PROBLEM TO WORK ON >>
Repeat exactly, and only, the lines from the one holding "Decode this image" through the last line of the records below.

MATERIAL PROVIDED >>
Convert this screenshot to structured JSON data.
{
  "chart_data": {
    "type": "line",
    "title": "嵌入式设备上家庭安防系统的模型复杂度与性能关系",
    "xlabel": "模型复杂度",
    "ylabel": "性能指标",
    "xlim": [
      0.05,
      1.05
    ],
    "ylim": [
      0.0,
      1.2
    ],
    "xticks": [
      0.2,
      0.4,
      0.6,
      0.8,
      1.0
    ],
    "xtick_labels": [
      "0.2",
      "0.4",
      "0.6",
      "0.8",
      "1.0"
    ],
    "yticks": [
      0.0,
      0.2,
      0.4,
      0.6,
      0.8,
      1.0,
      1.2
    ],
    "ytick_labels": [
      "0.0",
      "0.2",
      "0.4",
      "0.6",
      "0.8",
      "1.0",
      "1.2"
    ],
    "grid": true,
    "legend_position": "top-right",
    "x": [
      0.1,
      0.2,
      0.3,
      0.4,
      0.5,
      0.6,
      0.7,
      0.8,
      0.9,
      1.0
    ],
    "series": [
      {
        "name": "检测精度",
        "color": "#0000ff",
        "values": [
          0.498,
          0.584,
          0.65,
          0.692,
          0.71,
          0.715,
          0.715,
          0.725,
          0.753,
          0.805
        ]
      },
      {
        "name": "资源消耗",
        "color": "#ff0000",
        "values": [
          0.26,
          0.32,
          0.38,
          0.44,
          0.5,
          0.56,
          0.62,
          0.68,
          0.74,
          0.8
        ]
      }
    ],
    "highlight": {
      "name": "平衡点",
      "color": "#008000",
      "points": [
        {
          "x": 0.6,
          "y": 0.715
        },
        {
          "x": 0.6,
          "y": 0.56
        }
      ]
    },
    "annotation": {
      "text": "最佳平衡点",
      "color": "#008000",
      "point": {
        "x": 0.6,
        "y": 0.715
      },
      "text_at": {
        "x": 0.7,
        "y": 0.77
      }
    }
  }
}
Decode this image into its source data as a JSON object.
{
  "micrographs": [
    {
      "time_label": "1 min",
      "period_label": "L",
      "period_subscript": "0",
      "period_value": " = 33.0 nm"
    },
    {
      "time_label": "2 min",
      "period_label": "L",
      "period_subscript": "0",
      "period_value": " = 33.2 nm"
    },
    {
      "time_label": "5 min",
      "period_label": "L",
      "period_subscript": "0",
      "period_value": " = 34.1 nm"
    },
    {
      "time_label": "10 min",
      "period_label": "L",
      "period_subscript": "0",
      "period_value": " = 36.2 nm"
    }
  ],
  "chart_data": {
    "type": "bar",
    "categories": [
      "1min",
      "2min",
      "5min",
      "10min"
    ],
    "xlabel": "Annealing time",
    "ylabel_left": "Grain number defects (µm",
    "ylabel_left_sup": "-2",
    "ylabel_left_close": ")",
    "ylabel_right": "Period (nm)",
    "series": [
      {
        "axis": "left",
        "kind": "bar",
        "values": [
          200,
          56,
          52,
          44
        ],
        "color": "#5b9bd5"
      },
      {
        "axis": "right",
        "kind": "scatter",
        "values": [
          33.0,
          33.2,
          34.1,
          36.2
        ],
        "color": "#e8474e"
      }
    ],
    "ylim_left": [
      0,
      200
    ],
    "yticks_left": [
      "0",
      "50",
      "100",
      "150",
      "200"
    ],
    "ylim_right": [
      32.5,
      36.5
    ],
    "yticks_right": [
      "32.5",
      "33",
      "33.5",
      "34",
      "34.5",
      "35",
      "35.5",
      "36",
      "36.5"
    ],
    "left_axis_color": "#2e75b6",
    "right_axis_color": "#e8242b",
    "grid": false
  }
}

EXERCISE RESULT >>
Decode this image into its source data as a JSON object.
{
  "micrographs": [
    {
      "time_label": "1 min",
      "period_label": "L",
      "period_subscript": "0",
      "period_value": " = 33.0 nm"
    },
    {
      "time_label": "2 min",
      "period_label": "L",
      "period_subscript": "0",
      "period_value": " = 33.2 nm"
    },
    {
      "time_label": "5 min",
      "period_label": "L",
      "period_subscript": "0",
      "period_value": " = 34.1 nm"
    },
    {
      "time_label": "10 min",
      "period_label": "L",
      "period_subscript": "0",
      "period_value": " = 36.2 nm"
    }
  ],
  "chart_data": {
    "type": "bar",
    "categories": [
      "1min",
      "2min",
      "5min",
      "10min"
    ],
    "xlabel": "Annealing time",
    "ylabel_left": "Grain number defects (µm",
    "ylabel_left_sup": "-2",
    "ylabel_left_close": ")",
    "ylabel_right": "Period (nm)",
    "series": [
      {
        "axis": "left",
        "kind": "bar",
        "values": [
          200,
          56,
          52,
          44
        ],
        "color": "#5b9bd5"
      },
      {
        "axis": "right",
        "kind": "scatter",
        "values": [
          33.0,
          33.2,
          34.1,
          36.2
        ],
        "color": "#e8474e"
      }
    ],
    "ylim_left": [
      0,
      200
    ],
    "yticks_left": [
      "0",
      "50",
      "100",
      "150",
      "200"
    ],
    "ylim_right": [
      32.5,
      36.5
    ],
    "yticks_right": [
      "32.5",
      "33",
      "33.5",
      "34",
      "34.5",
      "35",
      "35.5",
      "36",
      "36.5"
    ],
    "left_axis_color": "#2e75b6",
    "right_axis_color": "#e8242b",
    "grid": false
  }
}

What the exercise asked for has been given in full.